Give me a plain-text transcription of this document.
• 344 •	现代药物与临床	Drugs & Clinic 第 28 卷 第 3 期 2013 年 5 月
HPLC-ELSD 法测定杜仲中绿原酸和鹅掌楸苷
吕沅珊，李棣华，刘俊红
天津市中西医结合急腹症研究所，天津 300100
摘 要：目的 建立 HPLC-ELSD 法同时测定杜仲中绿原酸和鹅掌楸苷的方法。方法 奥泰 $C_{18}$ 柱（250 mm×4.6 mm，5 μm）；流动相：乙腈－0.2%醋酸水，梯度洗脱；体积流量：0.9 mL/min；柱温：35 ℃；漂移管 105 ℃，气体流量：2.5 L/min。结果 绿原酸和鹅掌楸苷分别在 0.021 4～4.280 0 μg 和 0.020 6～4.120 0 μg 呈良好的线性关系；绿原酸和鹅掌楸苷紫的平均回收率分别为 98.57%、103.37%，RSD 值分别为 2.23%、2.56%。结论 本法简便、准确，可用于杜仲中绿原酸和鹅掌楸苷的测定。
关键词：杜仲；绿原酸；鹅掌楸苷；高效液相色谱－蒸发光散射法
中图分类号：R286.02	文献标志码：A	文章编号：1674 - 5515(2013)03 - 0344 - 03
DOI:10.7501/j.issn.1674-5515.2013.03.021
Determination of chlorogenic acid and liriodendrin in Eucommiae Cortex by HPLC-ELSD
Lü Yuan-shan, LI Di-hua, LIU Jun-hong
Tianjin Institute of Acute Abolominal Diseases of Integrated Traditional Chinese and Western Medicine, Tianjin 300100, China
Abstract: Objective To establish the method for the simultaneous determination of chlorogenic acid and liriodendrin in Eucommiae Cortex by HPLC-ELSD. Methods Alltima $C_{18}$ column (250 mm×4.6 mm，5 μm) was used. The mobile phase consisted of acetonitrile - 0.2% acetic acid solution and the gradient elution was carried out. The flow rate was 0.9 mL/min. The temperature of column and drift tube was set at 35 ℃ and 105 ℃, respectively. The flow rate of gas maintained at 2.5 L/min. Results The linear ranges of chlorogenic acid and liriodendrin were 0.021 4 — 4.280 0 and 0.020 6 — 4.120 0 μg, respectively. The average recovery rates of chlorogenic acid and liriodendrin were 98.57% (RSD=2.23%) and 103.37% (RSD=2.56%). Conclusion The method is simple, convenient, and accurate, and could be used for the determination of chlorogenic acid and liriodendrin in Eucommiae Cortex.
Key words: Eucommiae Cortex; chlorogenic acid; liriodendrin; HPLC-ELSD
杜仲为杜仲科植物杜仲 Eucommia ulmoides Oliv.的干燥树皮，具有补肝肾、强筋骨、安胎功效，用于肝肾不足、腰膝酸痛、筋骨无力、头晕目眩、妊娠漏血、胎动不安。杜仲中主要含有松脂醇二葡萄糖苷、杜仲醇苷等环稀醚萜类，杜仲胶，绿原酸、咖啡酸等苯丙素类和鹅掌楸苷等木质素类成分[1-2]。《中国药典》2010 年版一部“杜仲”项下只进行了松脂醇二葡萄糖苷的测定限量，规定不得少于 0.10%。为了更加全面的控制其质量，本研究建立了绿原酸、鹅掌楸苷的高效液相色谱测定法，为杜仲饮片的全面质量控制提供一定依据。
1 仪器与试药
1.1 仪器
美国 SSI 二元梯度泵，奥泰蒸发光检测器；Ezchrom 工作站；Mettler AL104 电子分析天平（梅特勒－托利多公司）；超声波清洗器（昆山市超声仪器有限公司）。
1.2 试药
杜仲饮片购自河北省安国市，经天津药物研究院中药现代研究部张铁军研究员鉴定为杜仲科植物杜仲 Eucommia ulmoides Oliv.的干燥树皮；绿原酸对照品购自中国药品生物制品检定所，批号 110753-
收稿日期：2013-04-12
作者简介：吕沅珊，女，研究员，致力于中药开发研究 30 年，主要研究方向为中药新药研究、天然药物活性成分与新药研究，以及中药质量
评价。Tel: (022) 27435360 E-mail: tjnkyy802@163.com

######

= WHAT THIS TASK INVOLVES =
Extract the data exactly as given.

= IN RESPONSE =
Give me a plain-text transcription of this document.
• 344 •	现代药物与临床	Drugs & Clinic 第 28 卷 第 3 期 2013 年 5 月
HPLC-ELSD 法测定杜仲中绿原酸和鹅掌楸苷
吕沅珊，李棣华，刘俊红
天津市中西医结合急腹症研究所，天津 300100
摘 要：目的 建立 HPLC-ELSD 法同时测定杜仲中绿原酸和鹅掌楸苷的方法。方法 奥泰 $C_{18}$ 柱（250 mm×4.6 mm，5 μm）；流动相：乙腈－0.2%醋酸水，梯度洗脱；体积流量：0.9 mL/min；柱温：35 ℃；漂移管 105 ℃，气体流量：2.5 L/min。结果 绿原酸和鹅掌楸苷分别在 0.021 4～4.280 0 μg 和 0.020 6～4.120 0 μg 呈良好的线性关系；绿原酸和鹅掌楸苷紫的平均回收率分别为 98.57%、103.37%，RSD 值分别为 2.23%、2.56%。结论 本法简便、准确，可用于杜仲中绿原酸和鹅掌楸苷的测定。
关键词：杜仲；绿原酸；鹅掌楸苷；高效液相色谱－蒸发光散射法
中图分类号：R286.02	文献标志码：A	文章编号：1674 - 5515(2013)03 - 0344 - 03
DOI:10.7501/j.issn.1674-5515.2013.03.021
Determination of chlorogenic acid and liriodendrin in Eucommiae Cortex by HPLC-ELSD
Lü Yuan-shan, LI Di-hua, LIU Jun-hong
Tianjin Institute of Acute Abolominal Diseases of Integrated Traditional Chinese and Western Medicine, Tianjin 300100, China
Abstract: Objective To establish the method for the simultaneous determination of chlorogenic acid and liriodendrin in Eucommiae Cortex by HPLC-ELSD. Methods Alltima $C_{18}$ column (250 mm×4.6 mm，5 μm) was used. The mobile phase consisted of acetonitrile - 0.2% acetic acid solution and the gradient elution was carried out. The flow rate was 0.9 mL/min. The temperature of column and drift tube was set at 35 ℃ and 105 ℃, respectively. The flow rate of gas maintained at 2.5 L/min. Results The linear ranges of chlorogenic acid and liriodendrin were 0.021 4 — 4.280 0 and 0.020 6 — 4.120 0 μg, respectively. The average recovery rates of chlorogenic acid and liriodendrin were 98.57% (RSD=2.23%) and 103.37% (RSD=2.56%). Conclusion The method is simple, convenient, and accurate, and could be used for the determination of chlorogenic acid and liriodendrin in Eucommiae Cortex.
Key words: Eucommiae Cortex; chlorogenic acid; liriodendrin; HPLC-ELSD
杜仲为杜仲科植物杜仲 Eucommia ulmoides Oliv.的干燥树皮，具有补肝肾、强筋骨、安胎功效，用于肝肾不足、腰膝酸痛、筋骨无力、头晕目眩、妊娠漏血、胎动不安。杜仲中主要含有松脂醇二葡萄糖苷、杜仲醇苷等环稀醚萜类，杜仲胶，绿原酸、咖啡酸等苯丙素类和鹅掌楸苷等木质素类成分[1-2]。《中国药典》2010 年版一部“杜仲”项下只进行了松脂醇二葡萄糖苷的测定限量，规定不得少于 0.10%。为了更加全面的控制其质量，本研究建立了绿原酸、鹅掌楸苷的高效液相色谱测定法，为杜仲饮片的全面质量控制提供一定依据。
1 仪器与试药
1.1 仪器
美国 SSI 二元梯度泵，奥泰蒸发光检测器；Ezchrom 工作站；Mettler AL104 电子分析天平（梅特勒－托利多公司）；超声波清洗器（昆山市超声仪器有限公司）。
1.2 试药
杜仲饮片购自河北省安国市，经天津药物研究院中药现代研究部张铁军研究员鉴定为杜仲科植物杜仲 Eucommia ulmoides Oliv.的干燥树皮；绿原酸对照品购自中国药品生物制品检定所，批号 110753-
收稿日期：2013-04-12
作者简介：吕沅珊，女，研究员，致力于中药开发研究 30 年，主要研究方向为中药新药研究、天然药物活性成分与新药研究，以及中药质量
评价。Tel: (022) 27435360 E-mail: tjnkyy802@163.com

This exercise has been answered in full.